▶ _SUPPLIED DATA_
• • •

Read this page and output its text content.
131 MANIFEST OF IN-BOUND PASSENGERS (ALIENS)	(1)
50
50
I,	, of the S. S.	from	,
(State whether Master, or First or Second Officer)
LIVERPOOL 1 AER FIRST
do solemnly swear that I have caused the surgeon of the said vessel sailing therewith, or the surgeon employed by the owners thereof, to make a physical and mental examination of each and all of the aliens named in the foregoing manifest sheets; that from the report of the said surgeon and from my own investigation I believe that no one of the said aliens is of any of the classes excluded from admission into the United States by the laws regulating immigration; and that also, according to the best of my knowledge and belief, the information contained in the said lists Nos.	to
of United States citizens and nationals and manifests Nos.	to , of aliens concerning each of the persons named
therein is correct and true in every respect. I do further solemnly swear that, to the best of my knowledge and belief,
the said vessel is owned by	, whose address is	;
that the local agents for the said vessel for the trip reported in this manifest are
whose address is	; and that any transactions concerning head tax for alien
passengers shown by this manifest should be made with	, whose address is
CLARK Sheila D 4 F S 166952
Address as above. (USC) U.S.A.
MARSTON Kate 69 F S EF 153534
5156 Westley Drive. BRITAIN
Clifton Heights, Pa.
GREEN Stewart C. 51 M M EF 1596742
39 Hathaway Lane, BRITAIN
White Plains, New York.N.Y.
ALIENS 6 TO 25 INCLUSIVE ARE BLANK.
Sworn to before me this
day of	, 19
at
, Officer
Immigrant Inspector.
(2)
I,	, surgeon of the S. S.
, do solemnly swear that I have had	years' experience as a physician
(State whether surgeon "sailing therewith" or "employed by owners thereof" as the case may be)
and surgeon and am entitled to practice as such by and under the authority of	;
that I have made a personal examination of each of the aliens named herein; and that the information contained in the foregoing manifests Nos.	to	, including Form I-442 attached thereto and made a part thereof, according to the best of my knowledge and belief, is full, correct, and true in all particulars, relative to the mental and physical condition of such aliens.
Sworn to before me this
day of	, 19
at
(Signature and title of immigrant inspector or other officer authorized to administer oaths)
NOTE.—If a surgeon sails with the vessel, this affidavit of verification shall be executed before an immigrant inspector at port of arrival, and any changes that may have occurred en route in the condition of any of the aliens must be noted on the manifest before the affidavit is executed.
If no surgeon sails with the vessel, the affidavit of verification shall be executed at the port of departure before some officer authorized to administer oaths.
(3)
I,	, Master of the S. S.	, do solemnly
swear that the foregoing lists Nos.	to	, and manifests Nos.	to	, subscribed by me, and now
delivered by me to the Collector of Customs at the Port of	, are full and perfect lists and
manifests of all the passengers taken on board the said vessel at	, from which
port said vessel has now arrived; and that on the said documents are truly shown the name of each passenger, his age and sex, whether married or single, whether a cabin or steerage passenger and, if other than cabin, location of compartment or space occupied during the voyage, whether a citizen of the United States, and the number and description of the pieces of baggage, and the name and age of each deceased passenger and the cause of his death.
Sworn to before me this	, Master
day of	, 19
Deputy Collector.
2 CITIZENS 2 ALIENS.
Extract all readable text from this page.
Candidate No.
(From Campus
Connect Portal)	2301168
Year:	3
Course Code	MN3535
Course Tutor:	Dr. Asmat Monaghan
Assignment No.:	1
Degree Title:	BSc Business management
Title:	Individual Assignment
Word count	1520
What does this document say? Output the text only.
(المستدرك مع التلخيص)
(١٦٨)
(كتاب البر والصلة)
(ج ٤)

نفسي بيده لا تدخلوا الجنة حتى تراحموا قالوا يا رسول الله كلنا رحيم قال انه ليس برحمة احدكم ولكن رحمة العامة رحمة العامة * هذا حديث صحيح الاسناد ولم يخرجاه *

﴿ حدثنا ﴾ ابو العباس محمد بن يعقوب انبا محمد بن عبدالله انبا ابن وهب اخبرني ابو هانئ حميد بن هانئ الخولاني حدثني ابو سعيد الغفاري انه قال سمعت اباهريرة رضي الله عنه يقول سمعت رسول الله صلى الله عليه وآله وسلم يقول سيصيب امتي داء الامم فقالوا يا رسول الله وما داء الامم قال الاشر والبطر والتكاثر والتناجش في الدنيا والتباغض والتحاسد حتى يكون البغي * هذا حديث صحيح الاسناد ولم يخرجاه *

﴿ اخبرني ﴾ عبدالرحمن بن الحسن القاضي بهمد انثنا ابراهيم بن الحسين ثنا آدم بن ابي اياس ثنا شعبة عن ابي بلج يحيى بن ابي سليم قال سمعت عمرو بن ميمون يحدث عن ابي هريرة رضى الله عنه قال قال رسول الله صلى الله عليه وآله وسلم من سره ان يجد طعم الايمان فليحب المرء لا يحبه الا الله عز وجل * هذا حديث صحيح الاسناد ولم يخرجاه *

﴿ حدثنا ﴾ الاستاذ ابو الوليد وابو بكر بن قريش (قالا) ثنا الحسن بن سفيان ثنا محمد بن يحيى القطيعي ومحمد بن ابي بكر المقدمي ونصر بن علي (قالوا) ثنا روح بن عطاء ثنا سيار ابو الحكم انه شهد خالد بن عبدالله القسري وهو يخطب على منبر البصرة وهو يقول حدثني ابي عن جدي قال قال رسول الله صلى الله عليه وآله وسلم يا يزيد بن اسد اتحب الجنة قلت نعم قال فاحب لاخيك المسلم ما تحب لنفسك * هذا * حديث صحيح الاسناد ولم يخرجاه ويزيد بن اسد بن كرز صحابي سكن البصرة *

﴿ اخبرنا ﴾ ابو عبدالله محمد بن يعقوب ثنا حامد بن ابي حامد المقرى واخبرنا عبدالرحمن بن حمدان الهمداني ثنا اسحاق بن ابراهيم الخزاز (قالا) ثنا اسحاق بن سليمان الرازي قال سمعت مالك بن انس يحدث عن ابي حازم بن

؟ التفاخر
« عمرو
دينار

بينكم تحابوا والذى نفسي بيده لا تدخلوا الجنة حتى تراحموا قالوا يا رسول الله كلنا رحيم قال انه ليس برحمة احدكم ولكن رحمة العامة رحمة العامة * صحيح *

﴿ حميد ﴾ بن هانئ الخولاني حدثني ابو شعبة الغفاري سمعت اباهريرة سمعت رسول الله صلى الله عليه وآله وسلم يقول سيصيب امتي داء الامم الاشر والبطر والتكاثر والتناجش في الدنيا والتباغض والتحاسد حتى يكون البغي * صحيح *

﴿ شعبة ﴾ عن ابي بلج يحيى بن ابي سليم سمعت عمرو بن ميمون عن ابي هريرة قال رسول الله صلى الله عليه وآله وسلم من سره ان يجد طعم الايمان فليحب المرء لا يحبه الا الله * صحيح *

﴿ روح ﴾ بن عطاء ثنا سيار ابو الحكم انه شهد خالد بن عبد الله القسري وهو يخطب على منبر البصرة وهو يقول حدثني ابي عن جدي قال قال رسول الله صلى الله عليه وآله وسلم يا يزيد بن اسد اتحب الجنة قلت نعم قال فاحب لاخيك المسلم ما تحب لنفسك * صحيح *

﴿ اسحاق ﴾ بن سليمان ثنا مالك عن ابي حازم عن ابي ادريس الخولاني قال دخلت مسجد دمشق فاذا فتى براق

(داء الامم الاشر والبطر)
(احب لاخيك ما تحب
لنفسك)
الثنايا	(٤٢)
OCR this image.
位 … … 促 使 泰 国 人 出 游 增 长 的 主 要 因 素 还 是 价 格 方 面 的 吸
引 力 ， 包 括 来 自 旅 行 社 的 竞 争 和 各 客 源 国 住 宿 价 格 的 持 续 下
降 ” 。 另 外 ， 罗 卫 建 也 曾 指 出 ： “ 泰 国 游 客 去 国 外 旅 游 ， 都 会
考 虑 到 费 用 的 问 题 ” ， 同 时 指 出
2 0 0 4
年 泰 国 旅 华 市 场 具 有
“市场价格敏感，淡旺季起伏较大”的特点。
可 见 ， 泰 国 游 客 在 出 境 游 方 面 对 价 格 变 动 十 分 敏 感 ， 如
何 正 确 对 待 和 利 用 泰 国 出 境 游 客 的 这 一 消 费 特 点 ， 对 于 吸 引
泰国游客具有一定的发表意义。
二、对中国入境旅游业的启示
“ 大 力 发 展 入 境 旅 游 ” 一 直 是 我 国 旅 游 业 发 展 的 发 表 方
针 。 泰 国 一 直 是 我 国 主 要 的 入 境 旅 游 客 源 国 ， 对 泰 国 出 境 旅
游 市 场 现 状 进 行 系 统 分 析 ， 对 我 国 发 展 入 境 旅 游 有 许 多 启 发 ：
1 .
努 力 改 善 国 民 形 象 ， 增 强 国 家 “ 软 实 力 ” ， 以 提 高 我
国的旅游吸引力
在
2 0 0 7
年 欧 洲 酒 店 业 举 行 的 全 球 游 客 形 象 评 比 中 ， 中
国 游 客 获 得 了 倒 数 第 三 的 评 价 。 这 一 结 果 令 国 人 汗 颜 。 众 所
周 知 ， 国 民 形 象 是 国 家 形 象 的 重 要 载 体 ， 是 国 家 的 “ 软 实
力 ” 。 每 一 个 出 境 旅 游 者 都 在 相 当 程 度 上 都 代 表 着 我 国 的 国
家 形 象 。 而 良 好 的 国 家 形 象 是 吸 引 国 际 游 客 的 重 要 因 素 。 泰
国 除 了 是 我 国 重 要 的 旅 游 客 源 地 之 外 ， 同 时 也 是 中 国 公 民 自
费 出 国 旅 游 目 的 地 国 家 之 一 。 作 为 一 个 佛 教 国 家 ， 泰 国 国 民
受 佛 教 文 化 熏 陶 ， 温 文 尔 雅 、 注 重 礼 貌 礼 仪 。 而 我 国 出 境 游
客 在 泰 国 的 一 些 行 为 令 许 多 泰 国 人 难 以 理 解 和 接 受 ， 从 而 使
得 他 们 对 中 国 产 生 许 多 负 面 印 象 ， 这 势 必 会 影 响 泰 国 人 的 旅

• • •

▶ _TASK DETAILS_
Only lines with the word "مالك" should be collected from the material.

▶ _RESULT OF THIS TASK_
﴿ اخبرنا ﴾ ابو عبدالله محمد بن يعقوب ثنا حامد بن ابي حامد المقرى واخبرنا عبدالرحمن بن حمدان الهمداني ثنا اسحاق بن ابراهيم الخزاز (قالا) ثنا اسحاق بن سليمان الرازي قال سمعت مالك بن انس يحدث عن ابي حازم بن
﴿ اسحاق ﴾ بن سليمان ثنا مالك عن ابي حازم عن ابي ادريس الخولاني قال دخلت مسجد دمشق فاذا فتى براق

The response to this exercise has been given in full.